DATA LISTING:
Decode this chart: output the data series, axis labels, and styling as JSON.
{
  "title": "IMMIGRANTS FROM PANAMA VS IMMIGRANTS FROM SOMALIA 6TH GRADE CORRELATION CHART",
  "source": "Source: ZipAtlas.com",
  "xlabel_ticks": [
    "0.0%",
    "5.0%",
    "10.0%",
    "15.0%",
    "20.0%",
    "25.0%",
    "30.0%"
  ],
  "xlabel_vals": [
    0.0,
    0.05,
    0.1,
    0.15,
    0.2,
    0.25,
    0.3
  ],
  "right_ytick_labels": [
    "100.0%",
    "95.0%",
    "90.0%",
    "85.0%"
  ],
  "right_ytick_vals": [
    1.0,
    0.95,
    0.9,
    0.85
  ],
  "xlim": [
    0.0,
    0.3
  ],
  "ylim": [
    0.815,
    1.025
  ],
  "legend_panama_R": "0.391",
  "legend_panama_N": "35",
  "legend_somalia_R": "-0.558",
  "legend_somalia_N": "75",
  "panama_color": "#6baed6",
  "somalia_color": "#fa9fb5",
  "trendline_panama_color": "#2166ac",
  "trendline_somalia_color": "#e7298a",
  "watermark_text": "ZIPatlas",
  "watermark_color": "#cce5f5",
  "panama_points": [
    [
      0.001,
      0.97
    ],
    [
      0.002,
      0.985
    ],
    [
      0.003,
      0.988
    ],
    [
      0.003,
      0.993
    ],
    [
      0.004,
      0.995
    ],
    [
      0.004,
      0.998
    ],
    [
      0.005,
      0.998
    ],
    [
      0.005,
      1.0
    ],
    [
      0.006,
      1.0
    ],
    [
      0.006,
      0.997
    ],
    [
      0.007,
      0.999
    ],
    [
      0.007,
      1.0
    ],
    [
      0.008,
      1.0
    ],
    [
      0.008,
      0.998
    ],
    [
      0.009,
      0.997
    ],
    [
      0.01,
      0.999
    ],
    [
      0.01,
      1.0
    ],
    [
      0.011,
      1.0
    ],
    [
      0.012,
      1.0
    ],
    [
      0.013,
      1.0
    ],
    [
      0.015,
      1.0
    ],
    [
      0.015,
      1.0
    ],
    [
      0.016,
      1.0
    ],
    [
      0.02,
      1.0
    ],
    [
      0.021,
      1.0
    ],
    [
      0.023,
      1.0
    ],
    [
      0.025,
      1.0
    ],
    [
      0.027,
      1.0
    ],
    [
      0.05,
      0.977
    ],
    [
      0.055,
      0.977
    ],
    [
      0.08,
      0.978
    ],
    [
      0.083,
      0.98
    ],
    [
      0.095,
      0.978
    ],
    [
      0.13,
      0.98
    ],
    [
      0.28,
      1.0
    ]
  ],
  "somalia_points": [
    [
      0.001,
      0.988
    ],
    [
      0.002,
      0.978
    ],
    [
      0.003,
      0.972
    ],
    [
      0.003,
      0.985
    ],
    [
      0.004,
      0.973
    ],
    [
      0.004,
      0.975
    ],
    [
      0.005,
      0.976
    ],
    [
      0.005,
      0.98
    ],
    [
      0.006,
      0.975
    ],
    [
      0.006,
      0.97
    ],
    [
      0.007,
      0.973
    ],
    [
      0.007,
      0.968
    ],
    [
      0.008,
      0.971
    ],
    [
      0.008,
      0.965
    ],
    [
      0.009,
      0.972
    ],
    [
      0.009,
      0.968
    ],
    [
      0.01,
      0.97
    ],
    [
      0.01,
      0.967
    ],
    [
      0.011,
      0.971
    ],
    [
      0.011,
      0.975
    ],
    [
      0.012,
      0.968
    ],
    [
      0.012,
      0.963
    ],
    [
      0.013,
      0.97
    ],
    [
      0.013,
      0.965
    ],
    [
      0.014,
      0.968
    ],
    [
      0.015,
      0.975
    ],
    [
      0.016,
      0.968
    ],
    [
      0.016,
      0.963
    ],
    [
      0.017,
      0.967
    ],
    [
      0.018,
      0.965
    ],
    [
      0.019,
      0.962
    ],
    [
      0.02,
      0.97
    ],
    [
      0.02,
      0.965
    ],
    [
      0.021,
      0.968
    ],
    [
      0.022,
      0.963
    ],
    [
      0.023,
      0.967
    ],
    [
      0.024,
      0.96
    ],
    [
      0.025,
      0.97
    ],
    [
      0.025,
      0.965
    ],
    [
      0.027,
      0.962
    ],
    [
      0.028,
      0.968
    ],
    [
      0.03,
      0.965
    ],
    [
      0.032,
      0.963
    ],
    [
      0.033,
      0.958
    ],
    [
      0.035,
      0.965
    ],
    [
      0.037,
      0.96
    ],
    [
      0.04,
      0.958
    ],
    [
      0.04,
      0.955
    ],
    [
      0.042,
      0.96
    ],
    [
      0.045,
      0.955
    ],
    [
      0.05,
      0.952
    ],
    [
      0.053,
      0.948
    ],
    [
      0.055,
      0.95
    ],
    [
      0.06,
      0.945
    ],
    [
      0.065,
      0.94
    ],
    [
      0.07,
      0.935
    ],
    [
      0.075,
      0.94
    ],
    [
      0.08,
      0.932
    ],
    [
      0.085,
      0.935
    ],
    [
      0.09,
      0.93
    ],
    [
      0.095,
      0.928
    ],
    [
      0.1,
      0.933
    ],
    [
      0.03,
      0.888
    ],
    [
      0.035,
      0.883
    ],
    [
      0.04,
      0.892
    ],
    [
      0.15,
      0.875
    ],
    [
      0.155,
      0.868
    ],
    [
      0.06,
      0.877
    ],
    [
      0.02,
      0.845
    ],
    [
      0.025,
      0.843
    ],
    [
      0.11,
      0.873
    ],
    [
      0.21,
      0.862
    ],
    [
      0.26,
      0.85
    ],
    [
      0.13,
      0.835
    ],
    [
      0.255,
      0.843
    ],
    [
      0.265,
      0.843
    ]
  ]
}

WHAT TO WORK ON: Give back all the data exactly as written.

SOLUTION TO THE PROBLEM:
Decode this chart: output the data series, axis labels, and styling as JSON.
{
  "title": "IMMIGRANTS FROM PANAMA VS IMMIGRANTS FROM SOMALIA 6TH GRADE CORRELATION CHART",
  "source": "Source: ZipAtlas.com",
  "xlabel_ticks": [
    "0.0%",
    "5.0%",
    "10.0%",
    "15.0%",
    "20.0%",
    "25.0%",
    "30.0%"
  ],
  "xlabel_vals": [
    0.0,
    0.05,
    0.1,
    0.15,
    0.2,
    0.25,
    0.3
  ],
  "right_ytick_labels": [
    "100.0%",
    "95.0%",
    "90.0%",
    "85.0%"
  ],
  "right_ytick_vals": [
    1.0,
    0.95,
    0.9,
    0.85
  ],
  "xlim": [
    0.0,
    0.3
  ],
  "ylim": [
    0.815,
    1.025
  ],
  "legend_panama_R": "0.391",
  "legend_panama_N": "35",
  "legend_somalia_R": "-0.558",
  "legend_somalia_N": "75",
  "panama_color": "#6baed6",
  "somalia_color": "#fa9fb5",
  "trendline_panama_color": "#2166ac",
  "trendline_somalia_color": "#e7298a",
  "watermark_text": "ZIPatlas",
  "watermark_color": "#cce5f5",
  "panama_points": [
    [
      0.001,
      0.97
    ],
    [
      0.002,
      0.985
    ],
    [
      0.003,
      0.988
    ],
    [
      0.003,
      0.993
    ],
    [
      0.004,
      0.995
    ],
    [
      0.004,
      0.998
    ],
    [
      0.005,
      0.998
    ],
    [
      0.005,
      1.0
    ],
    [
      0.006,
      1.0
    ],
    [
      0.006,
      0.997
    ],
    [
      0.007,
      0.999
    ],
    [
      0.007,
      1.0
    ],
    [
      0.008,
      1.0
    ],
    [
      0.008,
      0.998
    ],
    [
      0.009,
      0.997
    ],
    [
      0.01,
      0.999
    ],
    [
      0.01,
      1.0
    ],
    [
      0.011,
      1.0
    ],
    [
      0.012,
      1.0
    ],
    [
      0.013,
      1.0
    ],
    [
      0.015,
      1.0
    ],
    [
      0.015,
      1.0
    ],
    [
      0.016,
      1.0
    ],
    [
      0.02,
      1.0
    ],
    [
      0.021,
      1.0
    ],
    [
      0.023,
      1.0
    ],
    [
      0.025,
      1.0
    ],
    [
      0.027,
      1.0
    ],
    [
      0.05,
      0.977
    ],
    [
      0.055,
      0.977
    ],
    [
      0.08,
      0.978
    ],
    [
      0.083,
      0.98
    ],
    [
      0.095,
      0.978
    ],
    [
      0.13,
      0.98
    ],
    [
      0.28,
      1.0
    ]
  ],
  "somalia_points": [
    [
      0.001,
      0.988
    ],
    [
      0.002,
      0.978
    ],
    [
      0.003,
      0.972
    ],
    [
      0.003,
      0.985
    ],
    [
      0.004,
      0.973
    ],
    [
      0.004,
      0.975
    ],
    [
      0.005,
      0.976
    ],
    [
      0.005,
      0.98
    ],
    [
      0.006,
      0.975
    ],
    [
      0.006,
      0.97
    ],
    [
      0.007,
      0.973
    ],
    [
      0.007,
      0.968
    ],
    [
      0.008,
      0.971
    ],
    [
      0.008,
      0.965
    ],
    [
      0.009,
      0.972
    ],
    [
      0.009,
      0.968
    ],
    [
      0.01,
      0.97
    ],
    [
      0.01,
      0.967
    ],
    [
      0.011,
      0.971
    ],
    [
      0.011,
      0.975
    ],
    [
      0.012,
      0.968
    ],
    [
      0.012,
      0.963
    ],
    [
      0.013,
      0.97
    ],
    [
      0.013,
      0.965
    ],
    [
      0.014,
      0.968
    ],
    [
      0.015,
      0.975
    ],
    [
      0.016,
      0.968
    ],
    [
      0.016,
      0.963
    ],
    [
      0.017,
      0.967
    ],
    [
      0.018,
      0.965
    ],
    [
      0.019,
      0.962
    ],
    [
      0.02,
      0.97
    ],
    [
      0.02,
      0.965
    ],
    [
      0.021,
      0.968
    ],
    [
      0.022,
      0.963
    ],
    [
      0.023,
      0.967
    ],
    [
      0.024,
      0.96
    ],
    [
      0.025,
      0.97
    ],
    [
      0.025,
      0.965
    ],
    [
      0.027,
      0.962
    ],
    [
      0.028,
      0.968
    ],
    [
      0.03,
      0.965
    ],
    [
      0.032,
      0.963
    ],
    [
      0.033,
      0.958
    ],
    [
      0.035,
      0.965
    ],
    [
      0.037,
      0.96
    ],
    [
      0.04,
      0.958
    ],
    [
      0.04,
      0.955
    ],
    [
      0.042,
      0.96
    ],
    [
      0.045,
      0.955
    ],
    [
      0.05,
      0.952
    ],
    [
      0.053,
      0.948
    ],
    [
      0.055,
      0.95
    ],
    [
      0.06,
      0.945
    ],
    [
      0.065,
      0.94
    ],
    [
      0.07,
      0.935
    ],
    [
      0.075,
      0.94
    ],
    [
      0.08,
      0.932
    ],
    [
      0.085,
      0.935
    ],
    [
      0.09,
      0.93
    ],
    [
      0.095,
      0.928
    ],
    [
      0.1,
      0.933
    ],
    [
      0.03,
      0.888
    ],
    [
      0.035,
      0.883
    ],
    [
      0.04,
      0.892
    ],
    [
      0.15,
      0.875
    ],
    [
      0.155,
      0.868
    ],
    [
      0.06,
      0.877
    ],
    [
      0.02,
      0.845
    ],
    [
      0.025,
      0.843
    ],
    [
      0.11,
      0.873
    ],
    [
      0.21,
      0.862
    ],
    [
      0.26,
      0.85
    ],
    [
      0.13,
      0.835
    ],
    [
      0.255,
      0.843
    ],
    [
      0.265,
      0.843
    ]
  ]
}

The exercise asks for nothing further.